[Extrait choisi]
==============================

La 1ère piste et le 1er qui s'est intéressé à ça, avant même que Galilée ne formule la chose, c'est Johannes Kepler.
C'est cet astronome célèbre, qui le premier a étudié l’hypothèse héliocentrique de Nicolas Copernic, affirmant que la Terre tourne autour du Soleil et surtout pour avoir découvert que les planètes ne tournent pas autour du Soleil en suivant des trajectoires circulaires parfaites mais des trajectoires elliptiques.
« Il a découvert les relations mathématiques (dites Lois de Kepler) qui régissent les mouvements des planètes sur leur orbite. Ces relations furent ensuite exploitées par Isaac Newton pour élaborer la théorie de la gravitation universelle ».
|
|
Kepler qui écrit ceci : « Que peut saisir l'esprit humain à part les nombres et les grandeurs ? »
Et en fait, il explique que le physicien va découper dans le réel ce qu'il pourra ensuite saisir par des lois mathématiques.
Et quand on lit sous sa plume que « La science ne vise jamais qu'à élaborer un modèle propre à éclairer l'intelligibilité du réel, et ce modèle n'est jamais qu'un modèle réduit », à ce titre, on pourrait presque dire que Kepler est une sorte de pionnier du réductionnisme, re-mdrrrrrr.
Et en fait, cette idée de Kepler, c'est Richard Feynman (prix Nobel de physique en 1965) qui va la reprendre à son compte au 20ème siècle, pour dire que « nous faisons de la physique mathématique faute de pouvoir faire mieux ».

==============================

[Listing fourni]
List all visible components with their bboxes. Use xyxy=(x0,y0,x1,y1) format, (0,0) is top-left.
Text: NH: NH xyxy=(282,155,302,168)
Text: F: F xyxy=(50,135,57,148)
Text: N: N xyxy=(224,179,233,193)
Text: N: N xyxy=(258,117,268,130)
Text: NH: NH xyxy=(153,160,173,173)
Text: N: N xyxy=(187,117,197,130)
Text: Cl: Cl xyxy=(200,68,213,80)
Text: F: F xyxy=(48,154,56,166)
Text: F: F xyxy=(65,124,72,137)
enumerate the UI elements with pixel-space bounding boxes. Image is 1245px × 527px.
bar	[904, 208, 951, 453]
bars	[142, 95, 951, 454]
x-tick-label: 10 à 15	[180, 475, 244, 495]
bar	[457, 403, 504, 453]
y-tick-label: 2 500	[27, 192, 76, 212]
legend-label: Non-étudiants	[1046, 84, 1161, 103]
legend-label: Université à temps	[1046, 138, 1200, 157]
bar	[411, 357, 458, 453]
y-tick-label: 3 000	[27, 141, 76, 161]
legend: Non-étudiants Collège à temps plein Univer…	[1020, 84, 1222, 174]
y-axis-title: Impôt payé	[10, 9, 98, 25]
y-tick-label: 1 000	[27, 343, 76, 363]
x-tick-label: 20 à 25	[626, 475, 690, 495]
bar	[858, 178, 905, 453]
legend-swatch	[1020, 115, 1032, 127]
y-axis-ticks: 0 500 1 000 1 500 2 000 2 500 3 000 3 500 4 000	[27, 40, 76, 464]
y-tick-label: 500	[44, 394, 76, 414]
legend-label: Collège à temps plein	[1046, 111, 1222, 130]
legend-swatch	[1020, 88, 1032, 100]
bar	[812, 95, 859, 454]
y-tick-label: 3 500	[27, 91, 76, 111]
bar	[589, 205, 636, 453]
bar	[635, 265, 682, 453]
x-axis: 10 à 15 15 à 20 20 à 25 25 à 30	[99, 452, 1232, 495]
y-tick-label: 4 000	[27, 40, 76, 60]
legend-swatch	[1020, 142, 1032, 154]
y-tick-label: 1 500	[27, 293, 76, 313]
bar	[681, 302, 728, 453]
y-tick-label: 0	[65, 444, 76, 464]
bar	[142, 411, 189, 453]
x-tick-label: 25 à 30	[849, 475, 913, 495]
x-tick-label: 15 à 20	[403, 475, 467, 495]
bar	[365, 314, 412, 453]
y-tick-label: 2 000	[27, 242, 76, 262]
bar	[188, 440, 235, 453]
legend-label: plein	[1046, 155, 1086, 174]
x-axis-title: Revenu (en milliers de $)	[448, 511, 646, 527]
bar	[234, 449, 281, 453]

==============================

[Consignes]
[a] D'après l'extrait choisi, quelle forme ont les trajectoires des planètes autour du Soleil selon la découverte de Kepler ?
[b] Reproduisez le listing en substituant "étiquette-graduation-y" à "y-tick-label", du début du listing jusqu'à la ligne contenant "265, 682, 453]" incluse. Ne donnez que ces lignes.
Le texte et le listing sont indépendants l'un de l'autre.

[Réponses]
[a] Des trajectoires elliptiques.

[b]
List all visible components with their bboxes. Use xyxy=(x0,y0,x1,y1) format, (0,0) is top-left.
Text: NH: NH xyxy=(282,155,302,168)
Text: F: F xyxy=(50,135,57,148)
Text: N: N xyxy=(224,179,233,193)
Text: N: N xyxy=(258,117,268,130)
Text: NH: NH xyxy=(153,160,173,173)
Text: N: N xyxy=(187,117,197,130)
Text: Cl: Cl xyxy=(200,68,213,80)
Text: F: F xyxy=(48,154,56,166)
Text: F: F xyxy=(65,124,72,137)
enumerate the UI elements with pixel-space bounding boxes. Image is 1245px × 527px.
bar	[904, 208, 951, 453]
bars	[142, 95, 951, 454]
x-tick-label: 10 à 15	[180, 475, 244, 495]
bar	[457, 403, 504, 453]
étiquette-graduation-y: 2 500	[27, 192, 76, 212]
legend-label: Non-étudiants	[1046, 84, 1161, 103]
legend-label: Université à temps	[1046, 138, 1200, 157]
bar	[411, 357, 458, 453]
étiquette-graduation-y: 3 000	[27, 141, 76, 161]
legend: Non-étudiants Collège à temps plein Univer…	[1020, 84, 1222, 174]
y-axis-title: Impôt payé	[10, 9, 98, 25]
étiquette-graduation-y: 1 000	[27, 343, 76, 363]
x-tick-label: 20 à 25	[626, 475, 690, 495]
bar	[858, 178, 905, 453]
legend-swatch	[1020, 115, 1032, 127]
y-axis-ticks: 0 500 1 000 1 500 2 000 2 500 3 000 3 500 4 000	[27, 40, 76, 464]
étiquette-graduation-y: 500	[44, 394, 76, 414]
legend-label: Collège à temps plein	[1046, 111, 1222, 130]
legend-swatch	[1020, 88, 1032, 100]
bar	[812, 95, 859, 454]
étiquette-graduation-y: 3 500	[27, 91, 76, 111]
bar	[589, 205, 636, 453]
bar	[635, 265, 682, 453]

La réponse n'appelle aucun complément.